▶ **Required task**
Omit the pictures and return every entry exactly as written.

Data excerpts

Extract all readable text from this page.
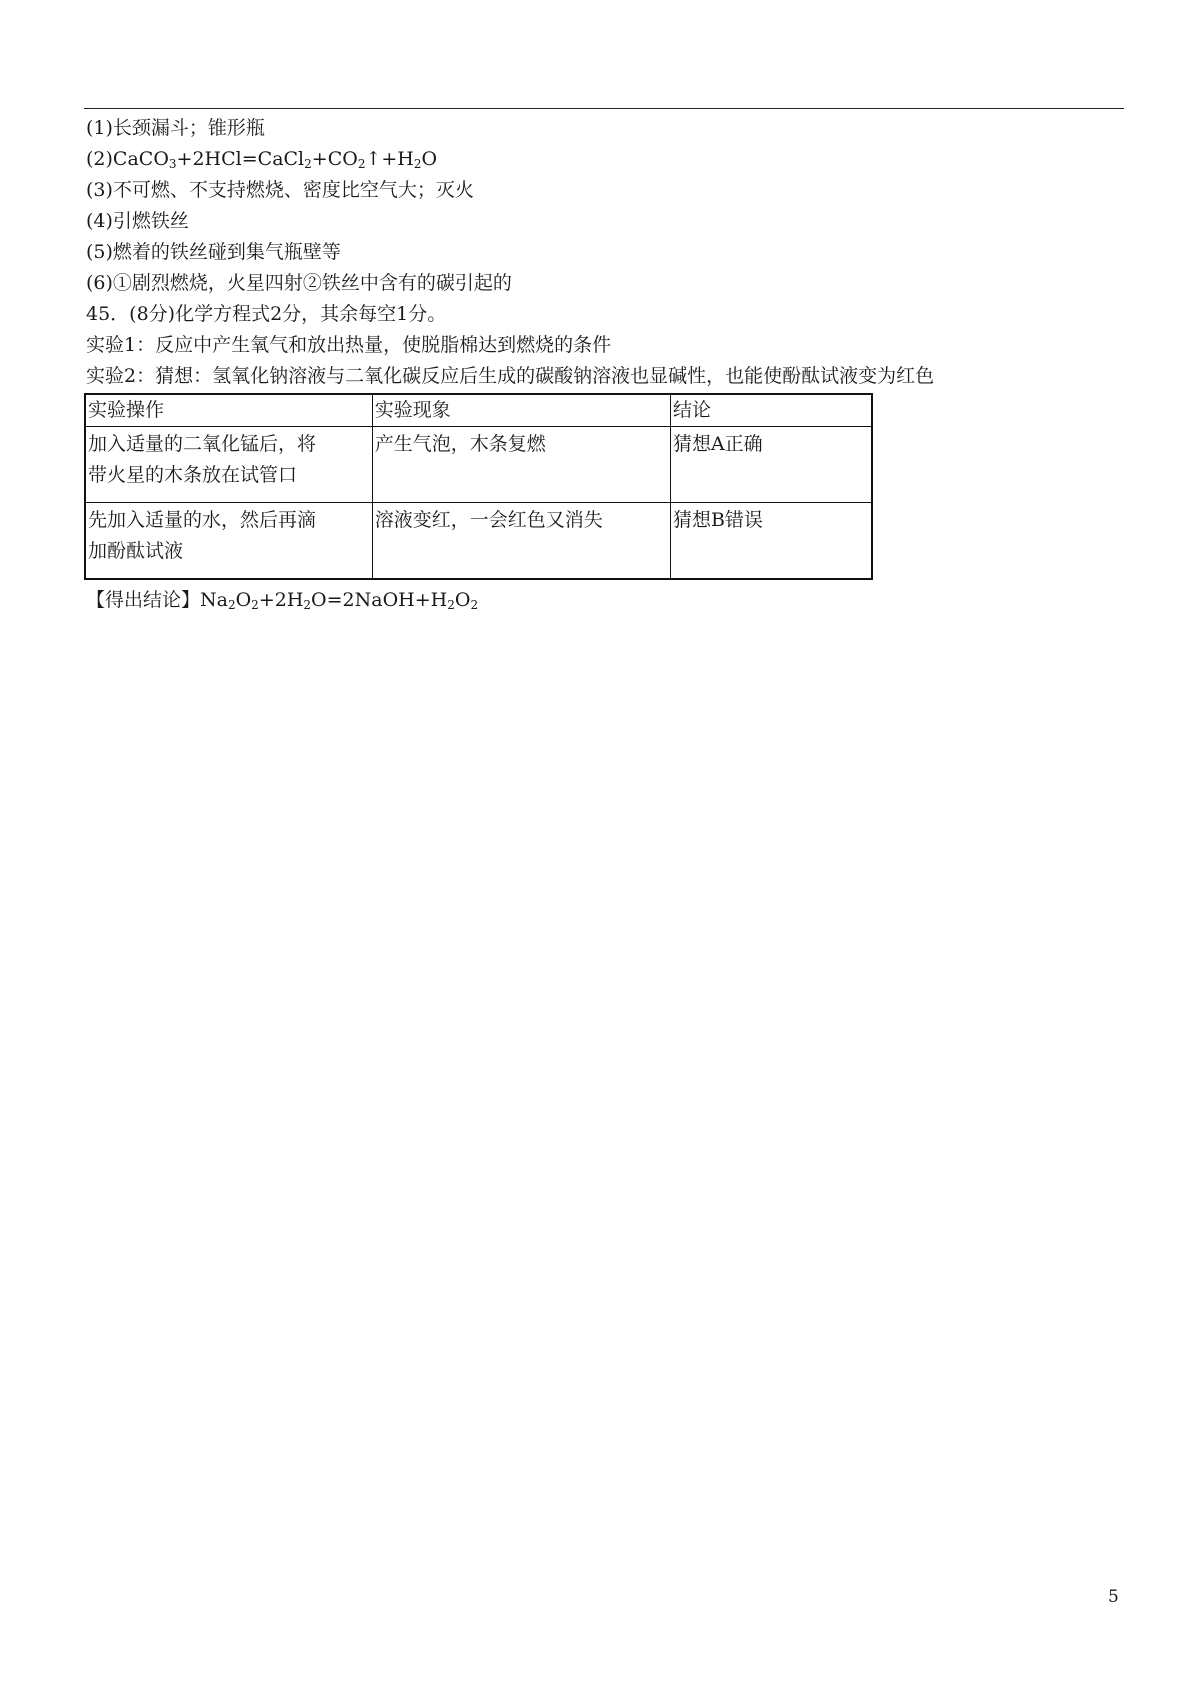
(1)长颈漏斗；锥形瓶
$(2)CaCO_3+2HCl=CaCl_2+CO_2↑+H_2O$
(3)不可燃、不支持燃烧、密度比空气大；灭火
(4)引燃铁丝
(5)燃着的铁丝碰到集气瓶壁等
(6)①剧烈燃烧，火星四射②铁丝中含有的碳引起的
45．(8分)化学方程式2分，其余每空1分。
实验1：反应中产生氧气和放出热量，使脱脂棉达到燃烧的条件
实验2：猜想：氢氧化钠溶液与二氧化碳反应后生成的碳酸钠溶液也显碱性，也能使酚酞试液变为红色
实验操作	实验现象	结论

加入适量的二氧化锰后，将
带火星的木条放在试管口	产生气泡，木条复燃	猜想A正确

先加入适量的水，然后再滴
加酚酞试液	溶液变红，一会红色又消失	猜想B错误
【得出结论】$Na_2O_2+2H_2O=2NaOH+H_2O_2$
5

▶ **Result**
Extract all readable text from this page.
(1)长颈漏斗；锥形瓶
$(2)CaCO_3+2HCl=CaCl_2+CO_2↑+H_2O$
(3)不可燃、不支持燃烧、密度比空气大；灭火
(4)引燃铁丝
(5)燃着的铁丝碰到集气瓶壁等
(6)①剧烈燃烧，火星四射②铁丝中含有的碳引起的
45．(8分)化学方程式2分，其余每空1分。
实验1：反应中产生氧气和放出热量，使脱脂棉达到燃烧的条件
实验2：猜想：氢氧化钠溶液与二氧化碳反应后生成的碳酸钠溶液也显碱性，也能使酚酞试液变为红色
实验操作	实验现象	结论

加入适量的二氧化锰后，将
带火星的木条放在试管口	产生气泡，木条复燃	猜想A正确

先加入适量的水，然后再滴
加酚酞试液	溶液变红，一会红色又消失	猜想B错误
【得出结论】$Na_2O_2+2H_2O=2NaOH+H_2O_2$
5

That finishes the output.